_SHORT TASK:_ Find every line containing the word "main" and report the count, nothing more.

** START GIVEN ENTRIES **

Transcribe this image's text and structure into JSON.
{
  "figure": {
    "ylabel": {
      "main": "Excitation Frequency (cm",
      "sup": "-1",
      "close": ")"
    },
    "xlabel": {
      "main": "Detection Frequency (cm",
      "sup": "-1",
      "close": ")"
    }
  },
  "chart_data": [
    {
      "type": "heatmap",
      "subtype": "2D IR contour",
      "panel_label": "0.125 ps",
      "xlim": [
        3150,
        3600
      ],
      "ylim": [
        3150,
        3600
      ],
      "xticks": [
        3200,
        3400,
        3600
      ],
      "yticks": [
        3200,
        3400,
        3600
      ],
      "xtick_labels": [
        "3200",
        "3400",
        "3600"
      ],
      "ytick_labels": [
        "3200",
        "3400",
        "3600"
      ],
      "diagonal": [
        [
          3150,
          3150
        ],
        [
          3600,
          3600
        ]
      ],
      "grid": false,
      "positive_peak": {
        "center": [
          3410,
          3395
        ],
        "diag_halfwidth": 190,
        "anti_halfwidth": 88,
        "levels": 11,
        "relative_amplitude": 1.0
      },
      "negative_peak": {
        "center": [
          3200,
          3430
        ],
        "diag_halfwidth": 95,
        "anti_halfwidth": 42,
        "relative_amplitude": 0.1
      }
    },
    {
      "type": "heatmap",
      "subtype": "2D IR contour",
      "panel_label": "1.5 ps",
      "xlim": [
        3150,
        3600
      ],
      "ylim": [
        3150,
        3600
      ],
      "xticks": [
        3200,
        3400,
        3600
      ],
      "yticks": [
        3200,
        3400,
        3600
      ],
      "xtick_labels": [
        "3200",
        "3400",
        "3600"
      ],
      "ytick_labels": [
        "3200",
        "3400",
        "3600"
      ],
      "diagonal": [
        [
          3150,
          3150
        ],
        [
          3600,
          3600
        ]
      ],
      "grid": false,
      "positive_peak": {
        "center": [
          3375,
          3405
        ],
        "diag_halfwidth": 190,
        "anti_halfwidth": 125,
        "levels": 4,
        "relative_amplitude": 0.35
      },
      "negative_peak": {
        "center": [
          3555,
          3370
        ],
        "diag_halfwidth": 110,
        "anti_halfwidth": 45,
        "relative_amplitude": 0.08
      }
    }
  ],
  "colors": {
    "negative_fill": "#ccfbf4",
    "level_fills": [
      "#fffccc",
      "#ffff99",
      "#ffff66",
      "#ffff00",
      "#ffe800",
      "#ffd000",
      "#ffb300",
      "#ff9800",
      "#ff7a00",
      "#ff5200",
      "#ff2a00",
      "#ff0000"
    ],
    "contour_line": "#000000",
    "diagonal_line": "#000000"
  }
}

** END GIVEN ENTRIES **

_RESULT OF THIS EXERCISE:_ 2